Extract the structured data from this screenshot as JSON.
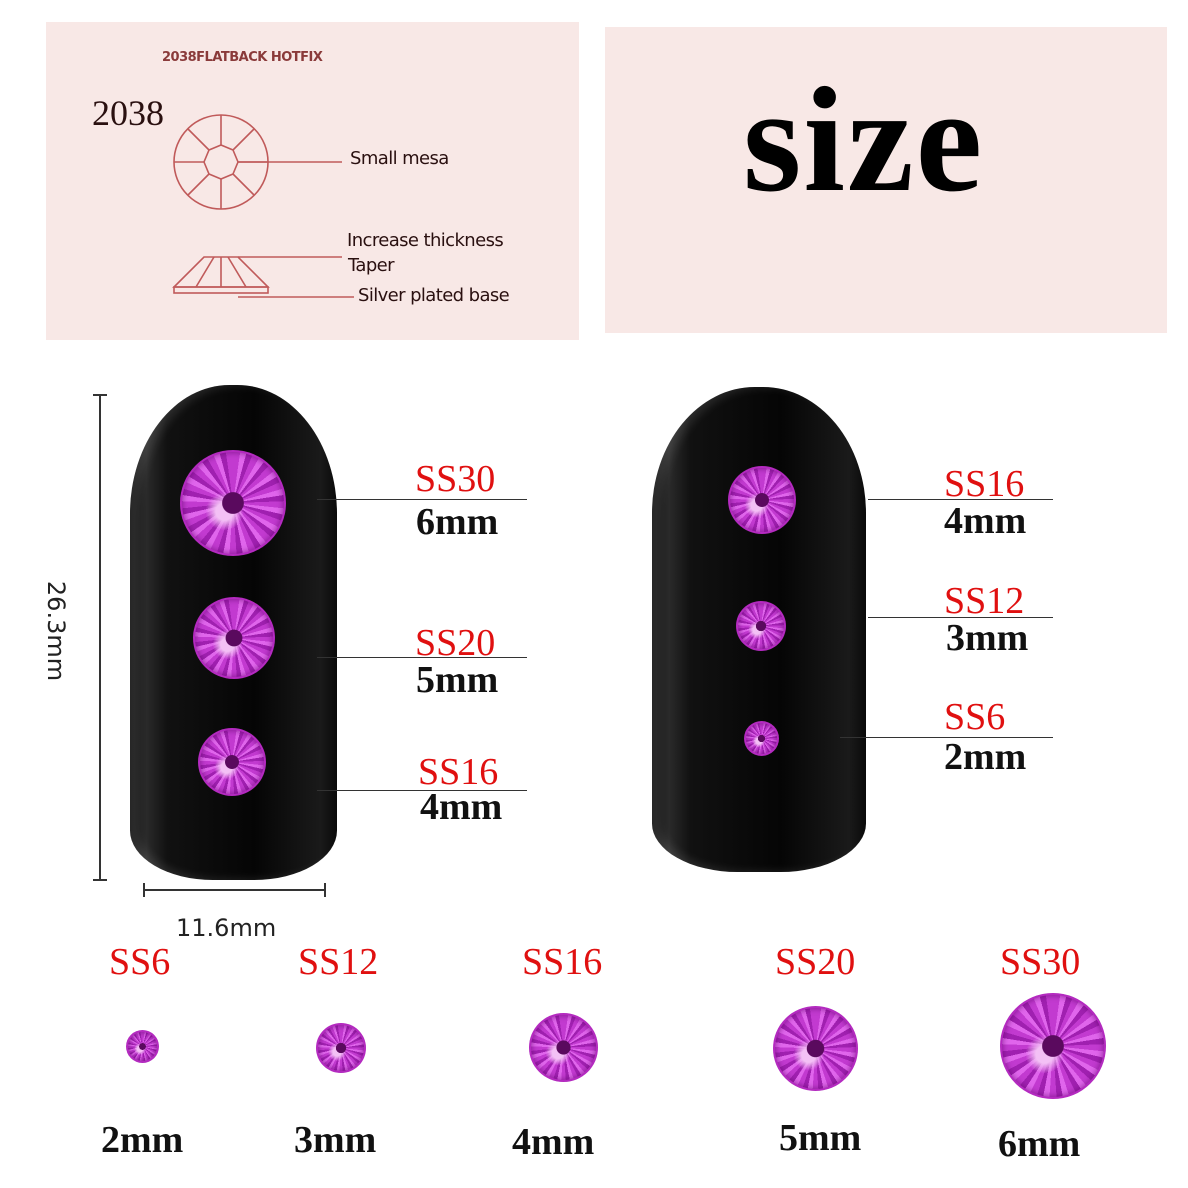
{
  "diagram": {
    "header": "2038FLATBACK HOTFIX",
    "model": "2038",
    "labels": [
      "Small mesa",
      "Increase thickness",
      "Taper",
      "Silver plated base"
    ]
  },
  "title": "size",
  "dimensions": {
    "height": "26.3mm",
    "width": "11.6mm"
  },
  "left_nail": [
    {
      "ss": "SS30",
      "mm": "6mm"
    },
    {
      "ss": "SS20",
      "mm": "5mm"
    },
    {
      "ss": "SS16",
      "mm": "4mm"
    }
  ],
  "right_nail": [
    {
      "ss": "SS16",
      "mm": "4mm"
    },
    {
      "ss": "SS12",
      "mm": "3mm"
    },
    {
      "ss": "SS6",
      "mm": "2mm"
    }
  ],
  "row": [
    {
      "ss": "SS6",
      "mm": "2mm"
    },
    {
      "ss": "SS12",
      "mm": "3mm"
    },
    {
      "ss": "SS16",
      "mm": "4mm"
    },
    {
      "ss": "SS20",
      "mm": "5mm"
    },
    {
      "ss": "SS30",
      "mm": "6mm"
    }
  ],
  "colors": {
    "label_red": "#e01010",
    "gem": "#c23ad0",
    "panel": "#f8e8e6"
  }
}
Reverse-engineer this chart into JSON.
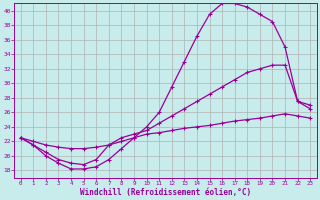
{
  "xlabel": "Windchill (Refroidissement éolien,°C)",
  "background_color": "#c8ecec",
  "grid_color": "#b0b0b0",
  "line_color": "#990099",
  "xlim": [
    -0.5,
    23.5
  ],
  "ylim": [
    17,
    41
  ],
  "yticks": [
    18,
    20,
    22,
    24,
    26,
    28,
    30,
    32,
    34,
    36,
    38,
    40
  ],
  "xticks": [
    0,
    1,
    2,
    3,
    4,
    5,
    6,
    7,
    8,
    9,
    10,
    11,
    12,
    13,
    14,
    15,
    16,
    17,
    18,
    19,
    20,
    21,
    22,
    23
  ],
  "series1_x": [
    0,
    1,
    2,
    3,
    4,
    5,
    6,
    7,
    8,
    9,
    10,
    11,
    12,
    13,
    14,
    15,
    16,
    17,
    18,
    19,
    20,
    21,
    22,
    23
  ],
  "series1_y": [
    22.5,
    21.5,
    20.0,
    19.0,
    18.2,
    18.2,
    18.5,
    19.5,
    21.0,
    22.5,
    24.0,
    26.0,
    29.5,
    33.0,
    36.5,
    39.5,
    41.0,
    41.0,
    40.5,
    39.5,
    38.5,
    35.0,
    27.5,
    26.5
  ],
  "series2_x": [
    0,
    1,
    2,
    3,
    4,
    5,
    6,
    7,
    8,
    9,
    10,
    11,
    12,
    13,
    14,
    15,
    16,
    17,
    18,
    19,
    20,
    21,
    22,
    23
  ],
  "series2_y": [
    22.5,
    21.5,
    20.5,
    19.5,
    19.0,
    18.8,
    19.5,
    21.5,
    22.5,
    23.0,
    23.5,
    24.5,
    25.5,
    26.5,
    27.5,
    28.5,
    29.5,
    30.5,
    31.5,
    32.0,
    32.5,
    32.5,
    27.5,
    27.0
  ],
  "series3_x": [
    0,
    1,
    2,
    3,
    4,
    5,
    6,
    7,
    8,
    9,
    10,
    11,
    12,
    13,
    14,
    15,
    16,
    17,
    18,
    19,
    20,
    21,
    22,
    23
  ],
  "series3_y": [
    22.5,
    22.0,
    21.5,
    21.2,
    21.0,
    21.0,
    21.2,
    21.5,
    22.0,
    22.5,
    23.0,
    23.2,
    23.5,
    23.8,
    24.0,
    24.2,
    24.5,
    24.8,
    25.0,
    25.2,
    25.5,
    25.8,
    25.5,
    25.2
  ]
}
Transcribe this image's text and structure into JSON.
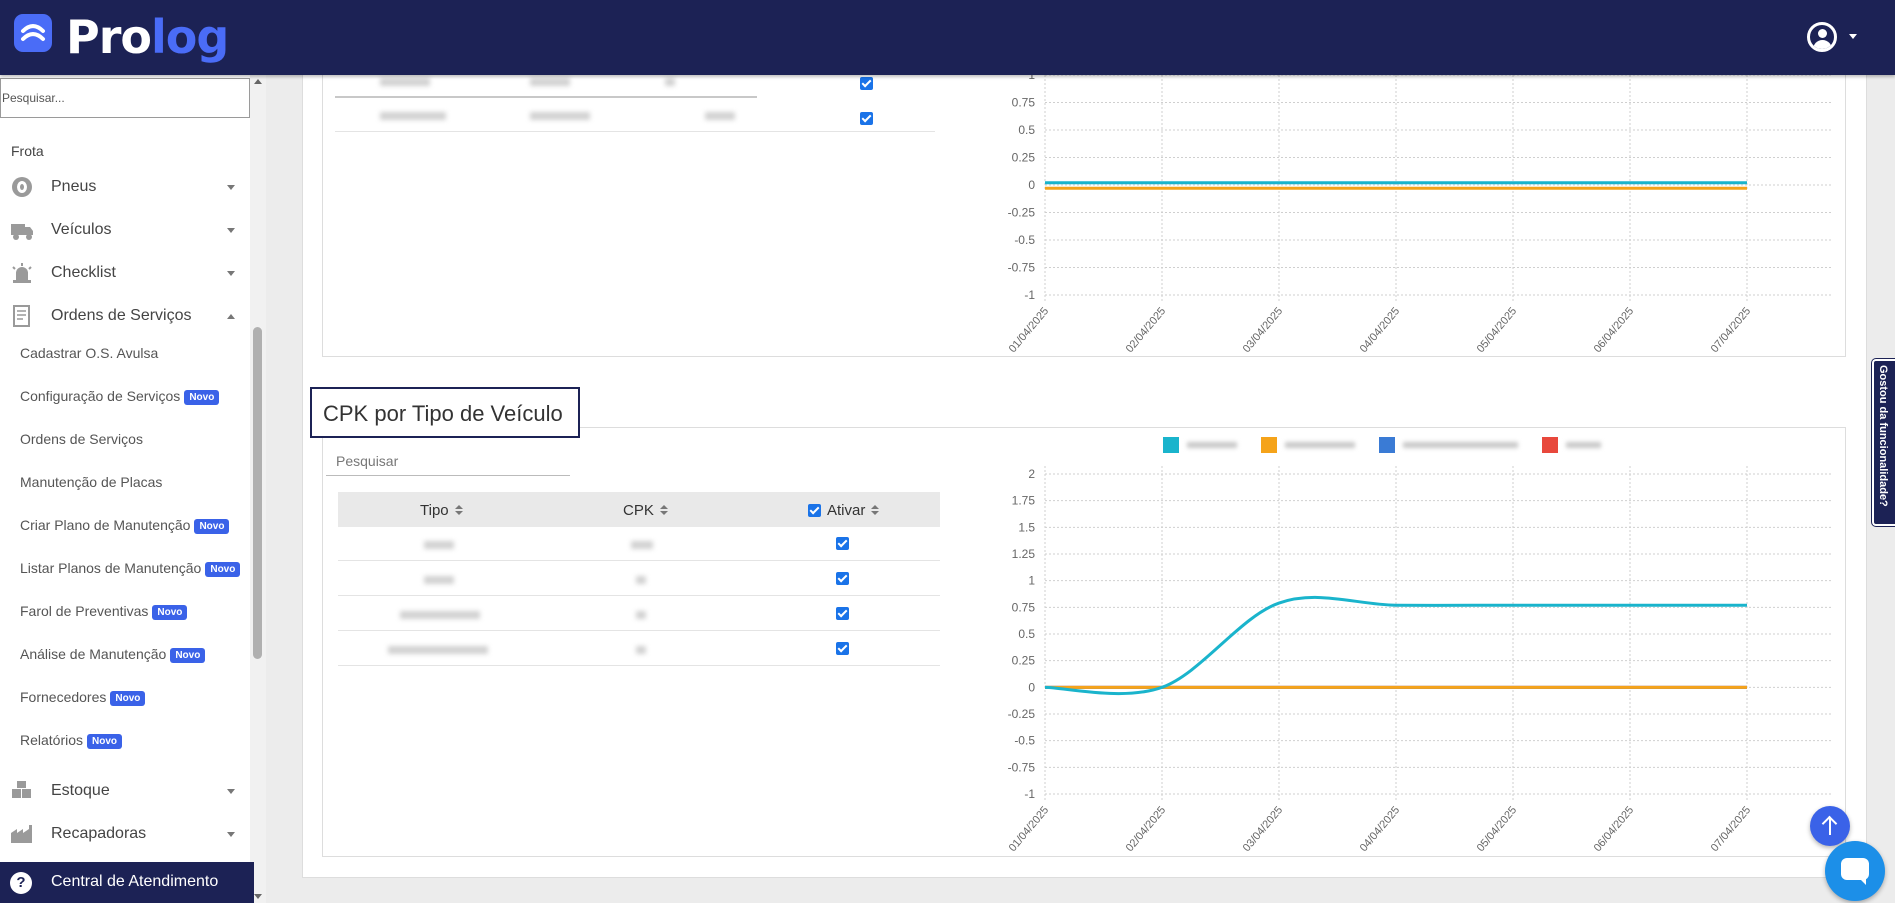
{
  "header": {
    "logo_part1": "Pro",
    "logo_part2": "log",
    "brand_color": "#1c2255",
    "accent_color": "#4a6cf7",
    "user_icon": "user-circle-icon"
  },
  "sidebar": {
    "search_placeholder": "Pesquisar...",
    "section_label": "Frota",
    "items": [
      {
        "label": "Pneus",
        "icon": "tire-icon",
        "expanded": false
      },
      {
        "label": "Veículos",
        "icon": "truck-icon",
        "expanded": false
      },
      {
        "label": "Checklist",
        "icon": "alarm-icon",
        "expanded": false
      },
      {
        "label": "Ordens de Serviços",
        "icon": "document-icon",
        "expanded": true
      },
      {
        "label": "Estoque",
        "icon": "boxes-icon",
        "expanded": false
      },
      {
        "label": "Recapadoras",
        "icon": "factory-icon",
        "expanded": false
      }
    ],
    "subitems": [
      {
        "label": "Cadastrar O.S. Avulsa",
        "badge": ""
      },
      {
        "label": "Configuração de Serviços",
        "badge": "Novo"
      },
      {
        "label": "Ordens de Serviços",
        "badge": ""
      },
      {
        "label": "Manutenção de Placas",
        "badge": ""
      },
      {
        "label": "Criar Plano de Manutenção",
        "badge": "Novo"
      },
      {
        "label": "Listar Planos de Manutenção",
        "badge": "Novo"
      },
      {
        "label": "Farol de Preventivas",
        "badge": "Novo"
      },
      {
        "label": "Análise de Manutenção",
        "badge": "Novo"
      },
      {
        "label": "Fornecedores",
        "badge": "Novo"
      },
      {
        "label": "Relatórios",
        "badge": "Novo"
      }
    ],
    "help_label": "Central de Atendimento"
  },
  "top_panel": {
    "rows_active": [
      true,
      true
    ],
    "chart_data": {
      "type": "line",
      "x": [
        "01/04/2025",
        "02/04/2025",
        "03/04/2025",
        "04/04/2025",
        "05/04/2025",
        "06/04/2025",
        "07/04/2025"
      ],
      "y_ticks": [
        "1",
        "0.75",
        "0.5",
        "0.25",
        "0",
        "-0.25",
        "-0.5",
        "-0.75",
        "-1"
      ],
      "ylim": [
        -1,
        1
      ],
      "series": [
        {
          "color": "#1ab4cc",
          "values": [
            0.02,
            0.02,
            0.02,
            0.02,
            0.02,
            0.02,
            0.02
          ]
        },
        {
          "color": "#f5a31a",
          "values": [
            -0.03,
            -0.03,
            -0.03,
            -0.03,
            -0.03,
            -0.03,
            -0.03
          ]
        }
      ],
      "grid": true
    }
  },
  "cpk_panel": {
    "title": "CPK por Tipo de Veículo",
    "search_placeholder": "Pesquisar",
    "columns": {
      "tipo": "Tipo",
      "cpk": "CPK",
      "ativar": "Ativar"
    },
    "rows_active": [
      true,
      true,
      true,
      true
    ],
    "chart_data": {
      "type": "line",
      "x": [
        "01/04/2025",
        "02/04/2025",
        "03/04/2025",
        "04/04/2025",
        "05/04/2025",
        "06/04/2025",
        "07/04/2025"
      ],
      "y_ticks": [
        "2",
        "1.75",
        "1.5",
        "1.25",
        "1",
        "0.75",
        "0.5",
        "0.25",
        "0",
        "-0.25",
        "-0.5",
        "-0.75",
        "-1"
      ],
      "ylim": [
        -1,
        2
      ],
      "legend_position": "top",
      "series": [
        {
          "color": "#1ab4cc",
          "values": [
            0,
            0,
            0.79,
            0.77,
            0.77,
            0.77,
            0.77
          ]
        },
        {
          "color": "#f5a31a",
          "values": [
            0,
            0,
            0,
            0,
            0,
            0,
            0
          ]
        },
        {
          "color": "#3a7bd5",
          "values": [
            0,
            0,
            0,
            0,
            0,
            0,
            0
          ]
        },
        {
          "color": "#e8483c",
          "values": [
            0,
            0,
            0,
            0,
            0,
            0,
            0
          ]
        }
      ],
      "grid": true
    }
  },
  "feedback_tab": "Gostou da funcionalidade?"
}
□ □ □ □ □ □ □
- **EXERCISE INSTRUCTIONS**:
Copy out each line that contains the word "Tipo".

- **RIGHT ANSWER**:
    "title": "CPK por Tipo de Veículo",
      "tipo": "Tipo",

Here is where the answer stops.